**REQUIREMENTS**:
Go through the entries below and print each one exactly, leaving out pictures.
>> begin DATA SECTION
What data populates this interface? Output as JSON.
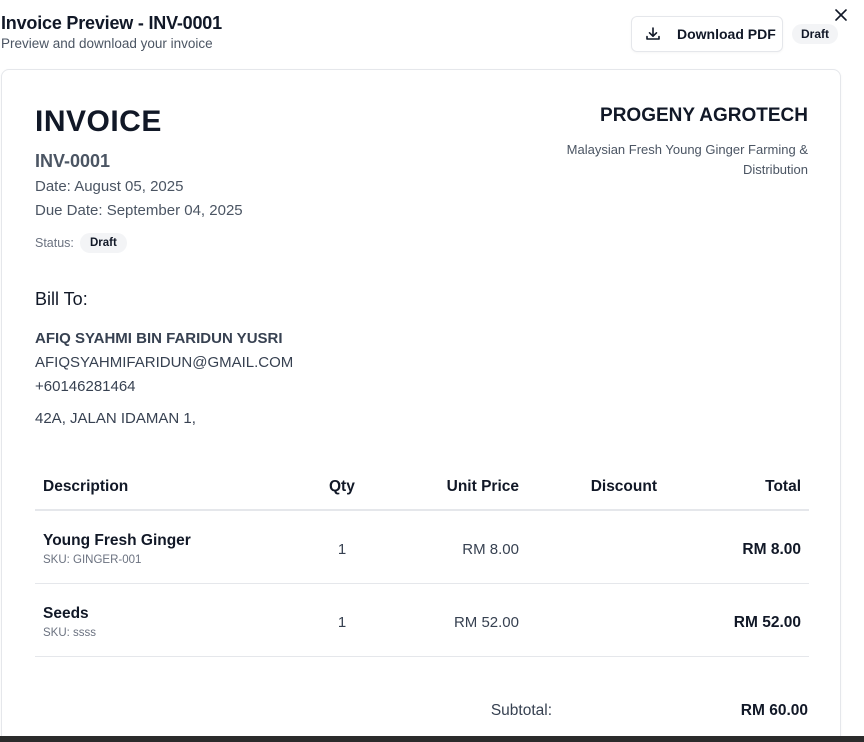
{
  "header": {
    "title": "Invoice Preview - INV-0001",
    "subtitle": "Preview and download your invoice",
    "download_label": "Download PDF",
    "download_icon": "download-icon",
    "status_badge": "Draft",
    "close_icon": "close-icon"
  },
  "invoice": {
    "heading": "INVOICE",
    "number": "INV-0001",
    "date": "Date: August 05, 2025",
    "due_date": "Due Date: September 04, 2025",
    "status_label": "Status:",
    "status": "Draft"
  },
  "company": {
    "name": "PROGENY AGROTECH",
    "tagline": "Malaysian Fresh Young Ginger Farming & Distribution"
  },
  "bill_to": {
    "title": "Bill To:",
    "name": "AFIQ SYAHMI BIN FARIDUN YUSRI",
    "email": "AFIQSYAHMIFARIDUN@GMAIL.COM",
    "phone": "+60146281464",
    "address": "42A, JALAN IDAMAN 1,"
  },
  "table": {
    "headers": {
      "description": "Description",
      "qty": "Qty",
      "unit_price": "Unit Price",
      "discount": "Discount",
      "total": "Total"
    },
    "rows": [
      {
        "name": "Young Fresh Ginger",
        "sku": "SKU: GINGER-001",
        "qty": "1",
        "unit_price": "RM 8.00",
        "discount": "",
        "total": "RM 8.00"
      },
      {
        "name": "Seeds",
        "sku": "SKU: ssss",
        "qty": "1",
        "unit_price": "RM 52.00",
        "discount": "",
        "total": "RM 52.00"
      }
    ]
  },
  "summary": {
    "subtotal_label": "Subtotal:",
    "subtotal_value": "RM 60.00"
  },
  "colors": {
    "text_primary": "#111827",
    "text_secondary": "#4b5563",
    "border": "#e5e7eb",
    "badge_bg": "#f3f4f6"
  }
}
>> end DATA SECTION
**ANSWER IN FULL**:
What data populates this interface? Output as JSON.
{
  "header": {
    "title": "Invoice Preview - INV-0001",
    "subtitle": "Preview and download your invoice",
    "download_label": "Download PDF",
    "download_icon": "download-icon",
    "status_badge": "Draft",
    "close_icon": "close-icon"
  },
  "invoice": {
    "heading": "INVOICE",
    "number": "INV-0001",
    "date": "Date: August 05, 2025",
    "due_date": "Due Date: September 04, 2025",
    "status_label": "Status:",
    "status": "Draft"
  },
  "company": {
    "name": "PROGENY AGROTECH",
    "tagline": "Malaysian Fresh Young Ginger Farming & Distribution"
  },
  "bill_to": {
    "title": "Bill To:",
    "name": "AFIQ SYAHMI BIN FARIDUN YUSRI",
    "email": "AFIQSYAHMIFARIDUN@GMAIL.COM",
    "phone": "+60146281464",
    "address": "42A, JALAN IDAMAN 1,"
  },
  "table": {
    "headers": {
      "description": "Description",
      "qty": "Qty",
      "unit_price": "Unit Price",
      "discount": "Discount",
      "total": "Total"
    },
    "rows": [
      {
        "name": "Young Fresh Ginger",
        "sku": "SKU: GINGER-001",
        "qty": "1",
        "unit_price": "RM 8.00",
        "discount": "",
        "total": "RM 8.00"
      },
      {
        "name": "Seeds",
        "sku": "SKU: ssss",
        "qty": "1",
        "unit_price": "RM 52.00",
        "discount": "",
        "total": "RM 52.00"
      }
    ]
  },
  "summary": {
    "subtotal_label": "Subtotal:",
    "subtotal_value": "RM 60.00"
  },
  "colors": {
    "text_primary": "#111827",
    "text_secondary": "#4b5563",
    "border": "#e5e7eb",
    "badge_bg": "#f3f4f6"
  }
}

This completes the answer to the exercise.